### Exercise input
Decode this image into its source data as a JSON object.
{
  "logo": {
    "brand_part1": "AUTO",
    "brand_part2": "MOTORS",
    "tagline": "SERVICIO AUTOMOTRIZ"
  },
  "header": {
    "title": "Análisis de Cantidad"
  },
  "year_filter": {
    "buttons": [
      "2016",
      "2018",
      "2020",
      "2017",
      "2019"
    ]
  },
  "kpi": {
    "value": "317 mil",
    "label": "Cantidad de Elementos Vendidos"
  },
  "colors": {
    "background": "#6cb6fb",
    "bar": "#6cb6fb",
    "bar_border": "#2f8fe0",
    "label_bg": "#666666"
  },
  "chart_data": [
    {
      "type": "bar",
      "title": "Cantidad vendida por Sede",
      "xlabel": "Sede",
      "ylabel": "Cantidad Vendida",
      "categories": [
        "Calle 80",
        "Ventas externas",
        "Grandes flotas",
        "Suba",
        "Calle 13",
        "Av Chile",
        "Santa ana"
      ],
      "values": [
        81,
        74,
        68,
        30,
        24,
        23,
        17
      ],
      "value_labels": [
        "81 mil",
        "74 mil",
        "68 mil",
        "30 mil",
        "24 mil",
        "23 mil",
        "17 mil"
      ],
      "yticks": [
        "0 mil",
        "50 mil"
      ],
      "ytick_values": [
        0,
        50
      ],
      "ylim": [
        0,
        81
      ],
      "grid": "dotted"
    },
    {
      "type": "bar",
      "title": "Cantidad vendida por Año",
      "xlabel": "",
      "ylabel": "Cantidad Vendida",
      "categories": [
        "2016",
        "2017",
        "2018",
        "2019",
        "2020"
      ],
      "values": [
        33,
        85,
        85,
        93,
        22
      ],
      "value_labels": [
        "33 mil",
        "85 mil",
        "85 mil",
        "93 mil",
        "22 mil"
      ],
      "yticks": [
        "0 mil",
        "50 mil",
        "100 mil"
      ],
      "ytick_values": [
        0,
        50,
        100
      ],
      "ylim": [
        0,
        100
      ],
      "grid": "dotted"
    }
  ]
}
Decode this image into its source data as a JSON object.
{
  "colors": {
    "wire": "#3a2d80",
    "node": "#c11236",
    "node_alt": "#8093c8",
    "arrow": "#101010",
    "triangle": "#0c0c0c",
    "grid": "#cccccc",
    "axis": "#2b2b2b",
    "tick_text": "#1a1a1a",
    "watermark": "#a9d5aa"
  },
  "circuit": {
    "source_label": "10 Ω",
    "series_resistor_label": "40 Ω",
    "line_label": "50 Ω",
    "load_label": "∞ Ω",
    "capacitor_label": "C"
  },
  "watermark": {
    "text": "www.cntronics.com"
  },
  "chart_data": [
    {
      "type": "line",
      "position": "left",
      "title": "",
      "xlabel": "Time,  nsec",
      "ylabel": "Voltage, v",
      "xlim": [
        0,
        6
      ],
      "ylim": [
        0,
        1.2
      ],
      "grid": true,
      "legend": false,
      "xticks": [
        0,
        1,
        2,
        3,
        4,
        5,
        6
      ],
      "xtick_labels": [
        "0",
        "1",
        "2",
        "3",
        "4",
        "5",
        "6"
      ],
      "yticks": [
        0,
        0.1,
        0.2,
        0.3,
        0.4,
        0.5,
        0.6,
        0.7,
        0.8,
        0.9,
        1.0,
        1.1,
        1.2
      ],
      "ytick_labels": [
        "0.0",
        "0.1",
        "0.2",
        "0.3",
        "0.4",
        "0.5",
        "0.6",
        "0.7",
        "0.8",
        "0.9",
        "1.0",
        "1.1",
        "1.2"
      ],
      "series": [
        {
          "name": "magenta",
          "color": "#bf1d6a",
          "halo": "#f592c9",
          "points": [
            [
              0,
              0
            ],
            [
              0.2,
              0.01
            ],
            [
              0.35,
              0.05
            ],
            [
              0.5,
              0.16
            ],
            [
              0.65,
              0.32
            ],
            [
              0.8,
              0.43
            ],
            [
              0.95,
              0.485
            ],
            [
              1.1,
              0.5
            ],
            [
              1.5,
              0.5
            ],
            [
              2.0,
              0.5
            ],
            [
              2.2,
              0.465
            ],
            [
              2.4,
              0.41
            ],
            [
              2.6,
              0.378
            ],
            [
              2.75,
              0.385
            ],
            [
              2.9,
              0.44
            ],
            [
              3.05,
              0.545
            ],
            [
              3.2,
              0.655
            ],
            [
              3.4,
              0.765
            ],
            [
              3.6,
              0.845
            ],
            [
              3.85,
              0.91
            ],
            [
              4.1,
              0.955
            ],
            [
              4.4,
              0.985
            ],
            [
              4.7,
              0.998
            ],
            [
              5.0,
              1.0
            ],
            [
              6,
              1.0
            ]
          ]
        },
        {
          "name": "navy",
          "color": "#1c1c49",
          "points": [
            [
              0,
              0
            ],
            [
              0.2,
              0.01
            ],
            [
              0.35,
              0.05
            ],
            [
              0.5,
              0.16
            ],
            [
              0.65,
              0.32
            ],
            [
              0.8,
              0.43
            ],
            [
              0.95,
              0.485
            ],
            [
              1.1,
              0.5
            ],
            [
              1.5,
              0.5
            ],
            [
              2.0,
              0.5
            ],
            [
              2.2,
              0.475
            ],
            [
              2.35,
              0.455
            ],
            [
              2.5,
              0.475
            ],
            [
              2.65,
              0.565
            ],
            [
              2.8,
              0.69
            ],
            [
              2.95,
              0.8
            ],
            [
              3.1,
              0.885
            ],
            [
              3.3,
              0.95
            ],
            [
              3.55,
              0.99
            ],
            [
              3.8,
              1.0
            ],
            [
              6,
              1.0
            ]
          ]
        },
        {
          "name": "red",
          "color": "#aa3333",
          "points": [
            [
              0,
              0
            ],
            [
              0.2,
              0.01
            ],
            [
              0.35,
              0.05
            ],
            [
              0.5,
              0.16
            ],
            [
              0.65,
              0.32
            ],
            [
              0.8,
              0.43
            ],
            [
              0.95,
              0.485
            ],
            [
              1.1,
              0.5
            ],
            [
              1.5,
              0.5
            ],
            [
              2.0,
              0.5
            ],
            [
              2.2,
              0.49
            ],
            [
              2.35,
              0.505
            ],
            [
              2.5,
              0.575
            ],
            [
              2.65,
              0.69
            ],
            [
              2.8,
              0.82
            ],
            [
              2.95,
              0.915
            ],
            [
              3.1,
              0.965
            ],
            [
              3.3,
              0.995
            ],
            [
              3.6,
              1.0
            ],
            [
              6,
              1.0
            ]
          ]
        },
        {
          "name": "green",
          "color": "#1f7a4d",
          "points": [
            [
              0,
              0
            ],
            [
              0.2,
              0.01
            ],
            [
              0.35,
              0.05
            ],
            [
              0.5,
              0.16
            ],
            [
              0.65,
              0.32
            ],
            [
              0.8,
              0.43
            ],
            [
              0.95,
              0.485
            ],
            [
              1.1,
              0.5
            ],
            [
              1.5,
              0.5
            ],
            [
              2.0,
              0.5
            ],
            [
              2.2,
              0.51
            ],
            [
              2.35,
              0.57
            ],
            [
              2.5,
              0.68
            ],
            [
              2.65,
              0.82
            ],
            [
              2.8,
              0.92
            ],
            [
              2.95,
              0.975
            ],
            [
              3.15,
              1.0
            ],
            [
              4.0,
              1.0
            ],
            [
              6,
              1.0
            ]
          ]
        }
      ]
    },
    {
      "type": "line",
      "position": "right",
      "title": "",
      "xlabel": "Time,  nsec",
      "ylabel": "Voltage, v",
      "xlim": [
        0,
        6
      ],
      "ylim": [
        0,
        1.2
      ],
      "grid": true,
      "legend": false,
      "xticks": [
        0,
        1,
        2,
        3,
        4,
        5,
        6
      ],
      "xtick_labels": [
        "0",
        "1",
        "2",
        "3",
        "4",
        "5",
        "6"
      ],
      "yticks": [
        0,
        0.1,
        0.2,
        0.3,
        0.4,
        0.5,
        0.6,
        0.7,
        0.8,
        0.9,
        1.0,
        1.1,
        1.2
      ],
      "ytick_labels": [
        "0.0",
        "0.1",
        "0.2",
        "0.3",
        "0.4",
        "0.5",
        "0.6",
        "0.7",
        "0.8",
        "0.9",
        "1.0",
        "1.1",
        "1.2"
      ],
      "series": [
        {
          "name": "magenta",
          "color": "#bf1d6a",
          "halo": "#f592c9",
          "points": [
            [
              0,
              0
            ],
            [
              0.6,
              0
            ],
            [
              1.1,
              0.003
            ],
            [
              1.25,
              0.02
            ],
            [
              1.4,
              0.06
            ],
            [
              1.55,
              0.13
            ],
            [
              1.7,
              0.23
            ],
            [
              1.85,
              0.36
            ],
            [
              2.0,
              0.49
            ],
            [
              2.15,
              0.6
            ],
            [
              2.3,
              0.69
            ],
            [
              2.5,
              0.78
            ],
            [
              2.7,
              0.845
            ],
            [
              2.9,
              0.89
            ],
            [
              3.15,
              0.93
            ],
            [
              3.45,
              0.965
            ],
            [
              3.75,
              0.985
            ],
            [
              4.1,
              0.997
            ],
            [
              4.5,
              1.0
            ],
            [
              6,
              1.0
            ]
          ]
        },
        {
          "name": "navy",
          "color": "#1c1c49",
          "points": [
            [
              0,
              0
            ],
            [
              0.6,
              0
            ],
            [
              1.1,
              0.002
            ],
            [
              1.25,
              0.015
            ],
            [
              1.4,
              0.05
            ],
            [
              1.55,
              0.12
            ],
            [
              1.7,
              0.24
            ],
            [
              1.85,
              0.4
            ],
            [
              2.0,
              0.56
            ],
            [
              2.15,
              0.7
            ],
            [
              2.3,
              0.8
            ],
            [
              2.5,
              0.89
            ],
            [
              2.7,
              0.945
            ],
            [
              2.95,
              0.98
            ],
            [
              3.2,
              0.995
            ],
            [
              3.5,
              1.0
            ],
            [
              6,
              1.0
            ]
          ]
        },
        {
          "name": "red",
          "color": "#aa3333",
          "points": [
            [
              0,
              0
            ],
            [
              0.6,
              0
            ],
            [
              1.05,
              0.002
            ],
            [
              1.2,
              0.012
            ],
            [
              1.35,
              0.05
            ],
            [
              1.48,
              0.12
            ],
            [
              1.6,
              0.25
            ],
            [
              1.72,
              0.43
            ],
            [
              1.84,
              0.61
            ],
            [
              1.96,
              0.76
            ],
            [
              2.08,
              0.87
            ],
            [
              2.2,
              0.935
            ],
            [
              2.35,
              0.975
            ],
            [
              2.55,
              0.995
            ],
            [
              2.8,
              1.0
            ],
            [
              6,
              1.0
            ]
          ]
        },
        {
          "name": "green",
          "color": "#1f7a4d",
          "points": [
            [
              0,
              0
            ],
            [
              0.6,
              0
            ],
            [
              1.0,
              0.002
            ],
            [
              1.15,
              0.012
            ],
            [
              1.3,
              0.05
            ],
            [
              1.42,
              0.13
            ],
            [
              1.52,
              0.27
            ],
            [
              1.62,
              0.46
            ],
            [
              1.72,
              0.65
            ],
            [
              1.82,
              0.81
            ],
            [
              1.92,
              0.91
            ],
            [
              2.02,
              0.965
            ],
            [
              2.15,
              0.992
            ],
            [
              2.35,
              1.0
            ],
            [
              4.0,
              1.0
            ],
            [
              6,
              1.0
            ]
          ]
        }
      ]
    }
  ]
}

### Given task
Your task is to collect every line above that contains the word "Cantidad".

### Finished task
    "title": "Análisis de Cantidad"
    "label": "Cantidad de Elementos Vendidos"
      "title": "Cantidad vendida por Sede",
      "ylabel": "Cantidad Vendida",
      "title": "Cantidad vendida por Año",
      "ylabel": "Cantidad Vendida",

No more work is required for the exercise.